WHAT THE TASK ASKS: Gather all lines from the material that contain the word "cuts".

## begin

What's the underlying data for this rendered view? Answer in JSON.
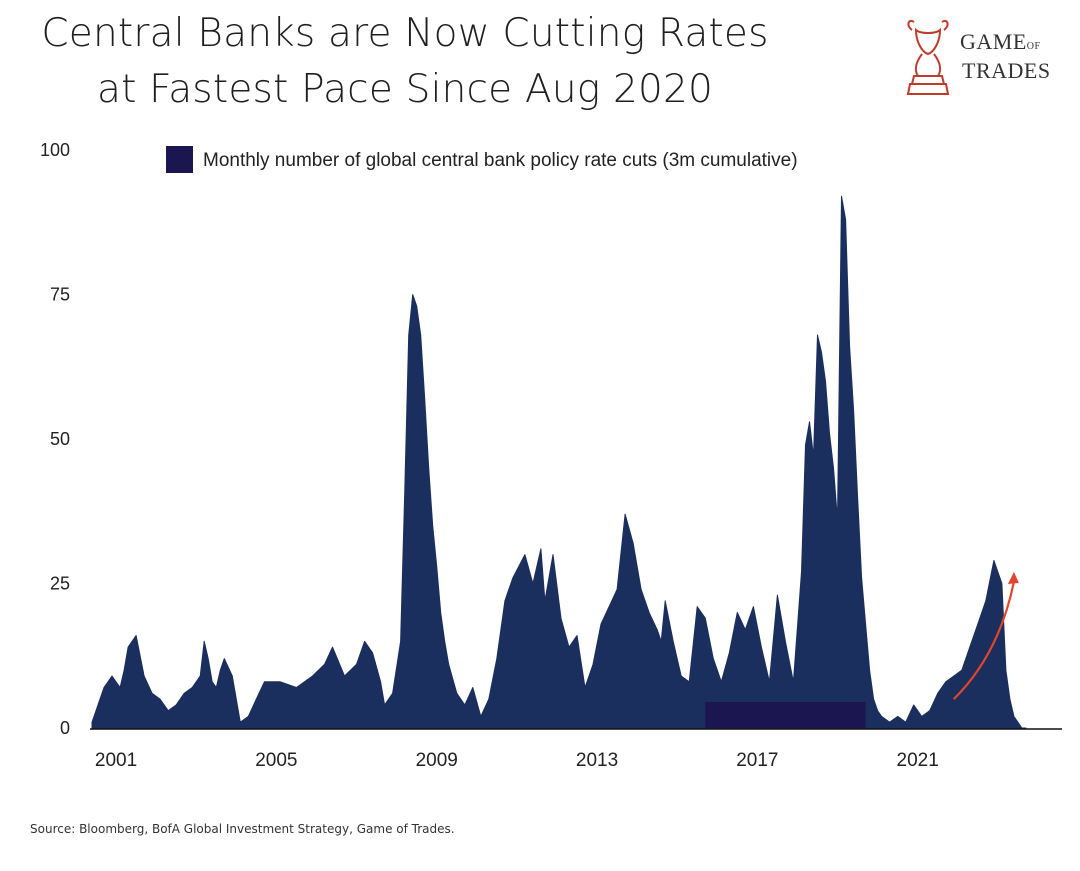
{
  "header": {
    "title_line1": "Central Banks are Now Cutting Rates",
    "title_line2": "at Fastest Pace Since Aug 2020"
  },
  "logo": {
    "line1_main": "GAME",
    "line1_small": "OF",
    "line2": "TRADES",
    "icon": "bull-knight-icon",
    "accent": "#c0392b"
  },
  "footer": {
    "source": "Source: Bloomberg, BofA Global Investment Strategy, Game of Trades."
  },
  "colors": {
    "area": "#1b2f5e",
    "legend_swatch": "#1c1650",
    "arrow": "#e0452e",
    "axis": "#111111"
  },
  "chart_data": {
    "type": "area",
    "title": "",
    "xlabel": "",
    "ylabel": "",
    "ylim": [
      0,
      100
    ],
    "yticks": [
      0,
      25,
      50,
      75,
      100
    ],
    "xticks": [
      "2001",
      "2005",
      "2009",
      "2013",
      "2017",
      "2021"
    ],
    "xlim": [
      2000.7,
      2024.9
    ],
    "legend": {
      "label": "Monthly number of global central bank policy rate cuts (3m cumulative)",
      "placement": "top"
    },
    "annotation": {
      "type": "arrow",
      "from": [
        2022.2,
        5
      ],
      "to": [
        2023.7,
        27
      ]
    },
    "series": [
      {
        "name": "Monthly number of global central bank policy rate cuts (3m cumulative)",
        "x": [
          2000.7,
          2000.8,
          2000.9,
          2001.0,
          2001.1,
          2001.2,
          2001.3,
          2001.4,
          2001.5,
          2001.6,
          2001.8,
          2002.0,
          2002.2,
          2002.4,
          2002.6,
          2002.8,
          2003.0,
          2003.2,
          2003.4,
          2003.5,
          2003.6,
          2003.7,
          2003.8,
          2003.9,
          2004.0,
          2004.2,
          2004.4,
          2004.6,
          2004.8,
          2005.0,
          2005.4,
          2005.8,
          2006.2,
          2006.5,
          2006.7,
          2007.0,
          2007.3,
          2007.5,
          2007.7,
          2007.9,
          2008.0,
          2008.2,
          2008.4,
          2008.5,
          2008.6,
          2008.7,
          2008.8,
          2008.9,
          2009.0,
          2009.1,
          2009.2,
          2009.3,
          2009.4,
          2009.5,
          2009.6,
          2009.8,
          2010.0,
          2010.2,
          2010.4,
          2010.6,
          2010.8,
          2011.0,
          2011.2,
          2011.5,
          2011.7,
          2011.9,
          2012.0,
          2012.2,
          2012.4,
          2012.6,
          2012.8,
          2013.0,
          2013.2,
          2013.4,
          2013.6,
          2013.8,
          2014.0,
          2014.2,
          2014.4,
          2014.6,
          2014.8,
          2014.9,
          2015.0,
          2015.2,
          2015.4,
          2015.6,
          2015.8,
          2016.0,
          2016.2,
          2016.4,
          2016.6,
          2016.8,
          2017.0,
          2017.2,
          2017.4,
          2017.6,
          2017.8,
          2018.0,
          2018.2,
          2018.4,
          2018.5,
          2018.6,
          2018.7,
          2018.8,
          2018.9,
          2019.0,
          2019.1,
          2019.2,
          2019.3,
          2019.4,
          2019.5,
          2019.6,
          2019.7,
          2019.8,
          2019.9,
          2020.0,
          2020.1,
          2020.2,
          2020.3,
          2020.4,
          2020.6,
          2020.8,
          2021.0,
          2021.2,
          2021.4,
          2021.6,
          2021.8,
          2022.0,
          2022.2,
          2022.4,
          2022.6,
          2022.8,
          2023.0,
          2023.2,
          2023.4,
          2023.5,
          2023.6,
          2023.7,
          2023.8,
          2023.9,
          2024.0
        ],
        "values": [
          1,
          3,
          5,
          7,
          8,
          9,
          8,
          7,
          10,
          14,
          16,
          9,
          6,
          5,
          3,
          4,
          6,
          7,
          9,
          15,
          12,
          8,
          7,
          10,
          12,
          9,
          1,
          2,
          5,
          8,
          8,
          7,
          9,
          11,
          14,
          9,
          11,
          15,
          13,
          8,
          4,
          6,
          15,
          40,
          68,
          75,
          73,
          68,
          57,
          45,
          35,
          28,
          20,
          15,
          11,
          6,
          4,
          7,
          2,
          5,
          12,
          22,
          26,
          30,
          25,
          31,
          22,
          30,
          19,
          14,
          16,
          7,
          11,
          18,
          21,
          24,
          37,
          32,
          24,
          20,
          17,
          15,
          22,
          15,
          9,
          8,
          21,
          19,
          12,
          8,
          13,
          20,
          17,
          21,
          14,
          8,
          23,
          15,
          8,
          27,
          49,
          53,
          47,
          68,
          65,
          60,
          51,
          45,
          36,
          92,
          88,
          66,
          55,
          40,
          26,
          18,
          10,
          5,
          3,
          2,
          1,
          2,
          1,
          4,
          2,
          3,
          6,
          8,
          9,
          10,
          14,
          18,
          22,
          29,
          25,
          10,
          5,
          2,
          1,
          0,
          0
        ]
      }
    ],
    "highlight_band": {
      "x": [
        2016.0,
        2020.0
      ],
      "y": [
        0,
        4.5
      ]
    }
  }
}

## end

EXERCISE SOLUTION:
      "label": "Monthly number of global central bank policy rate cuts (3m cumulative)",
        "name": "Monthly number of global central bank policy rate cuts (3m cumulative)",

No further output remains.